Set each record down exactly, excluding all images.

[BEGIN]

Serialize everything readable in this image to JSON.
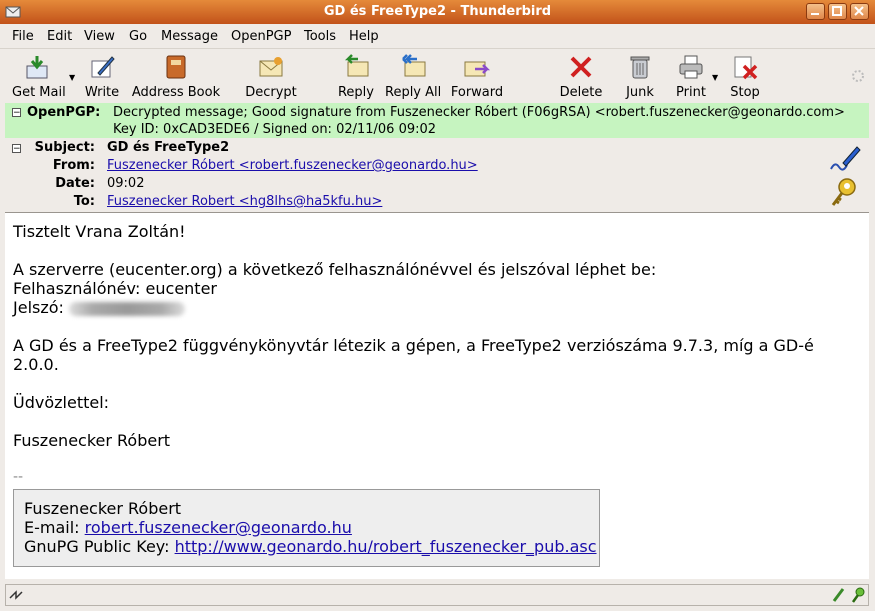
{
  "window": {
    "title": "GD és FreeType2 - Thunderbird"
  },
  "menu": [
    "File",
    "Edit",
    "View",
    "Go",
    "Message",
    "OpenPGP",
    "Tools",
    "Help"
  ],
  "toolbar": {
    "get_mail": "Get Mail",
    "write": "Write",
    "address_book": "Address Book",
    "decrypt": "Decrypt",
    "reply": "Reply",
    "reply_all": "Reply All",
    "forward": "Forward",
    "delete": "Delete",
    "junk": "Junk",
    "print": "Print",
    "stop": "Stop"
  },
  "openpgp": {
    "label": "OpenPGP:",
    "line1": "Decrypted message; Good signature from Fuszenecker Róbert (F06gRSA) <robert.fuszenecker@geonardo.com>",
    "line2": "Key ID: 0xCAD3EDE6 / Signed on: 02/11/06 09:02"
  },
  "headers": {
    "subject_label": "Subject:",
    "subject": "GD és FreeType2",
    "from_label": "From:",
    "from": "Fuszenecker Róbert <robert.fuszenecker@geonardo.hu>",
    "date_label": "Date:",
    "date": "09:02",
    "to_label": "To:",
    "to": "Fuszenecker Robert <hg8lhs@ha5kfu.hu>"
  },
  "body": {
    "greeting": "Tisztelt Vrana Zoltán!",
    "p1": "A szerverre (eucenter.org) a következő felhasználónévvel és jelszóval léphet be:",
    "p2": "Felhasználónév: eucenter",
    "p3": "Jelszó:",
    "p4a": "A GD és a FreeType2 függvénykönyvtár létezik a gépen, a FreeType2 verziószáma  9.7.3, míg a GD-é",
    "p4b": "2.0.0.",
    "closing": "Üdvözlettel:",
    "name": "Fuszenecker Róbert",
    "sig_sep": "--"
  },
  "signature": {
    "name": "Fuszenecker Róbert",
    "email_label": "E-mail:",
    "email": "robert.fuszenecker@geonardo.hu",
    "key_label": "GnuPG Public Key:",
    "key_url": "http://www.geonardo.hu/robert_fuszenecker_pub.asc"
  },
  "icons": [
    "mail-icon",
    "pen-icon",
    "book-icon",
    "envelope-icon",
    "reply-icon",
    "reply-all-icon",
    "forward-icon",
    "delete-icon",
    "trash-icon",
    "printer-icon",
    "stop-icon",
    "signature-pen-icon",
    "key-icon",
    "throbber-icon"
  ]
}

[END]

> [Complete answer]
Serialize everything readable in this image to JSON.
{
  "window": {
    "title": "GD és FreeType2 - Thunderbird"
  },
  "menu": [
    "File",
    "Edit",
    "View",
    "Go",
    "Message",
    "OpenPGP",
    "Tools",
    "Help"
  ],
  "toolbar": {
    "get_mail": "Get Mail",
    "write": "Write",
    "address_book": "Address Book",
    "decrypt": "Decrypt",
    "reply": "Reply",
    "reply_all": "Reply All",
    "forward": "Forward",
    "delete": "Delete",
    "junk": "Junk",
    "print": "Print",
    "stop": "Stop"
  },
  "openpgp": {
    "label": "OpenPGP:",
    "line1": "Decrypted message; Good signature from Fuszenecker Róbert (F06gRSA) <robert.fuszenecker@geonardo.com>",
    "line2": "Key ID: 0xCAD3EDE6 / Signed on: 02/11/06 09:02"
  },
  "headers": {
    "subject_label": "Subject:",
    "subject": "GD és FreeType2",
    "from_label": "From:",
    "from": "Fuszenecker Róbert <robert.fuszenecker@geonardo.hu>",
    "date_label": "Date:",
    "date": "09:02",
    "to_label": "To:",
    "to": "Fuszenecker Robert <hg8lhs@ha5kfu.hu>"
  },
  "body": {
    "greeting": "Tisztelt Vrana Zoltán!",
    "p1": "A szerverre (eucenter.org) a következő felhasználónévvel és jelszóval léphet be:",
    "p2": "Felhasználónév: eucenter",
    "p3": "Jelszó:",
    "p4a": "A GD és a FreeType2 függvénykönyvtár létezik a gépen, a FreeType2 verziószáma  9.7.3, míg a GD-é",
    "p4b": "2.0.0.",
    "closing": "Üdvözlettel:",
    "name": "Fuszenecker Róbert",
    "sig_sep": "--"
  },
  "signature": {
    "name": "Fuszenecker Róbert",
    "email_label": "E-mail:",
    "email": "robert.fuszenecker@geonardo.hu",
    "key_label": "GnuPG Public Key:",
    "key_url": "http://www.geonardo.hu/robert_fuszenecker_pub.asc"
  },
  "icons": [
    "mail-icon",
    "pen-icon",
    "book-icon",
    "envelope-icon",
    "reply-icon",
    "reply-all-icon",
    "forward-icon",
    "delete-icon",
    "trash-icon",
    "printer-icon",
    "stop-icon",
    "signature-pen-icon",
    "key-icon",
    "throbber-icon"
  ]
}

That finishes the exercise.